**Given exercise**
How many of these lines hold the string "brand"? Answer with the number only.

**The input**
>> START

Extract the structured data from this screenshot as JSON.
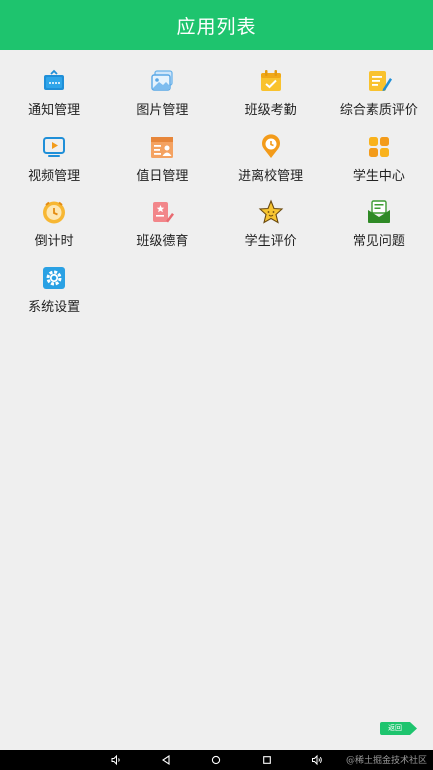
{
  "header": {
    "title": "应用列表",
    "color": "#1ec46e"
  },
  "apps": [
    {
      "label": "通知管理",
      "icon": "notice-icon"
    },
    {
      "label": "图片管理",
      "icon": "picture-icon"
    },
    {
      "label": "班级考勤",
      "icon": "attendance-calendar-icon"
    },
    {
      "label": "综合素质评价",
      "icon": "evaluation-note-icon"
    },
    {
      "label": "视频管理",
      "icon": "video-icon"
    },
    {
      "label": "值日管理",
      "icon": "duty-icon"
    },
    {
      "label": "进离校管理",
      "icon": "location-clock-icon"
    },
    {
      "label": "学生中心",
      "icon": "student-center-icon"
    },
    {
      "label": "倒计时",
      "icon": "alarm-clock-icon"
    },
    {
      "label": "班级德育",
      "icon": "moral-education-icon"
    },
    {
      "label": "学生评价",
      "icon": "star-icon"
    },
    {
      "label": "常见问题",
      "icon": "faq-envelope-icon"
    },
    {
      "label": "系统设置",
      "icon": "settings-gear-icon"
    }
  ],
  "back_button": {
    "label": "返回"
  },
  "navbar": {
    "buttons": [
      "volume-down-icon",
      "back-triangle-icon",
      "home-circle-icon",
      "recents-square-icon",
      "volume-up-icon"
    ],
    "watermark": "@稀土掘金技术社区"
  }
}
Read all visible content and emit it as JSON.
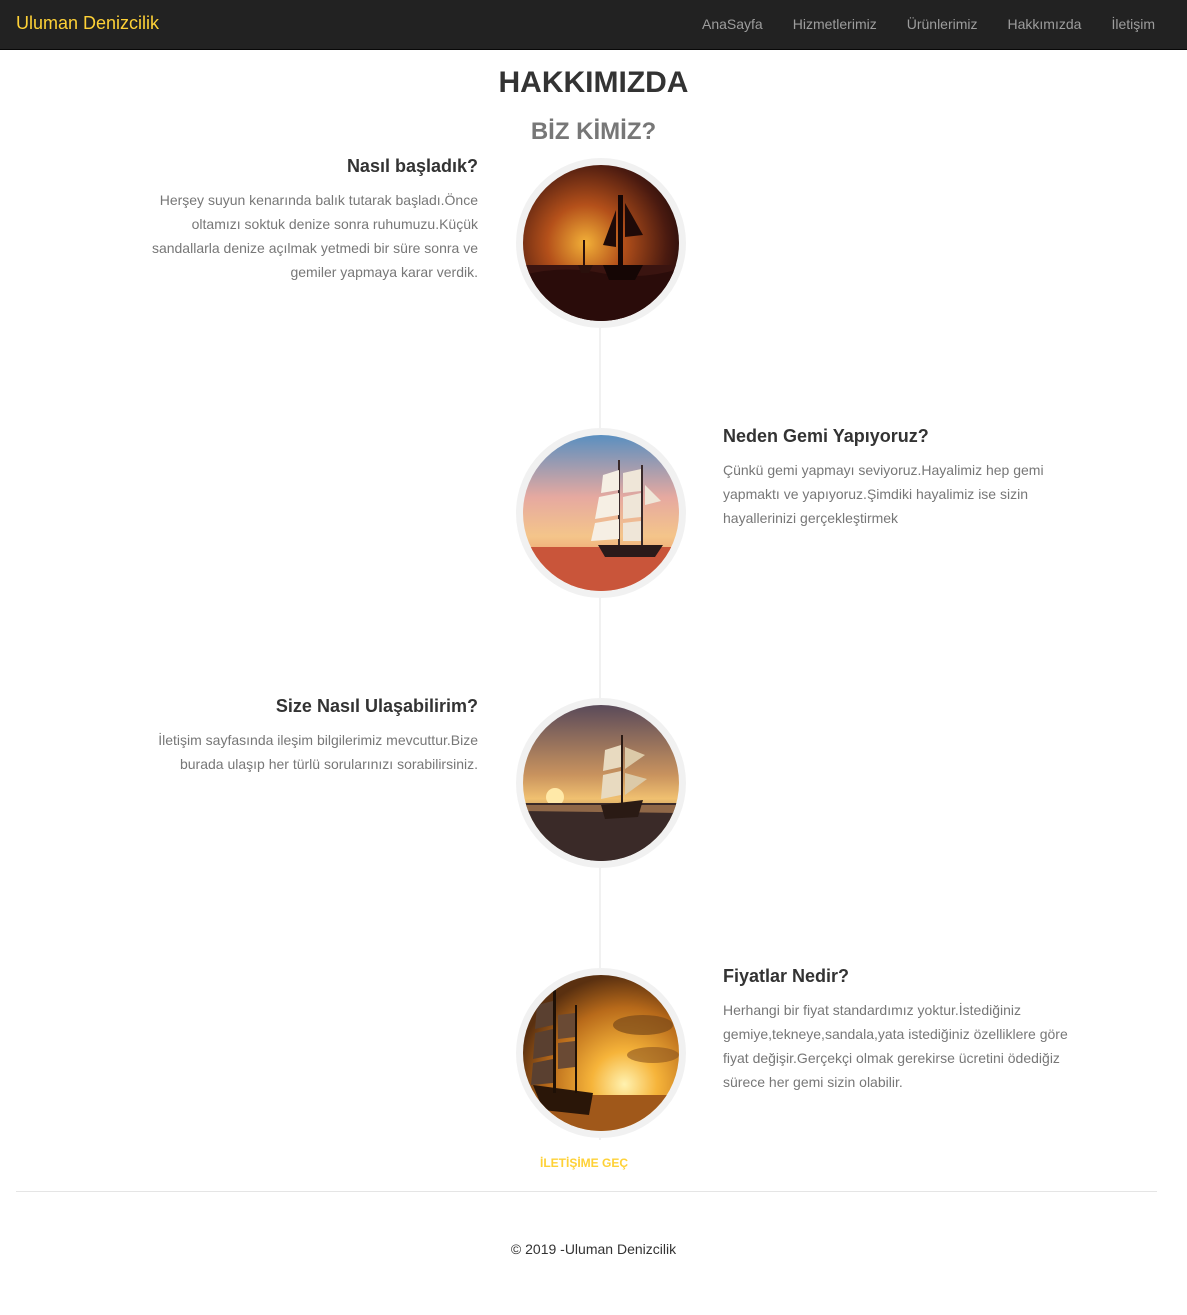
{
  "navbar": {
    "brand": "Uluman Denizcilik",
    "links": [
      "AnaSayfa",
      "Hizmetlerimiz",
      "Ürünlerimiz",
      "Hakkımızda",
      "İletişim"
    ]
  },
  "page": {
    "title": "HAKKIMIZDA",
    "subtitle": "BİZ KİMİZ?"
  },
  "timeline": [
    {
      "heading": "Nasıl başladık?",
      "body": "Herşey suyun kenarında balık tutarak başladı.Önce oltamızı soktuk denize sonra ruhumuzu.Küçük sandallarla denize açılmak yetmedi bir süre sonra ve gemiler yapmaya karar verdik."
    },
    {
      "heading": "Neden Gemi Yapıyoruz?",
      "body": "Çünkü gemi yapmayı seviyoruz.Hayalimiz hep gemi yapmaktı ve yapıyoruz.Şimdiki hayalimiz ise sizin hayallerinizi gerçekleştirmek"
    },
    {
      "heading": "Size Nasıl Ulaşabilirim?",
      "body": "İletişim sayfasında ileşim bilgilerimiz mevcuttur.Bize burada ulaşıp her türlü sorularınızı sorabilirsiniz."
    },
    {
      "heading": "Fiyatlar Nedir?",
      "body": "Herhangi bir fiyat standardımız yoktur.İstediğiniz gemiye,tekneye,sandala,yata istediğiniz özelliklere göre fiyat değişir.Gerçekçi olmak gerekirse ücretini ödediğiz sürece her gemi sizin olabilir."
    }
  ],
  "cta_label": "İLETİŞİME GEÇ",
  "footer": "© 2019 -Uluman Denizcilik",
  "colors": {
    "navbar_bg": "#222222",
    "brand": "#fed136",
    "nav_link": "#9d9d9d",
    "accent": "#fed136"
  }
}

>> END

**Response to the exercise**
2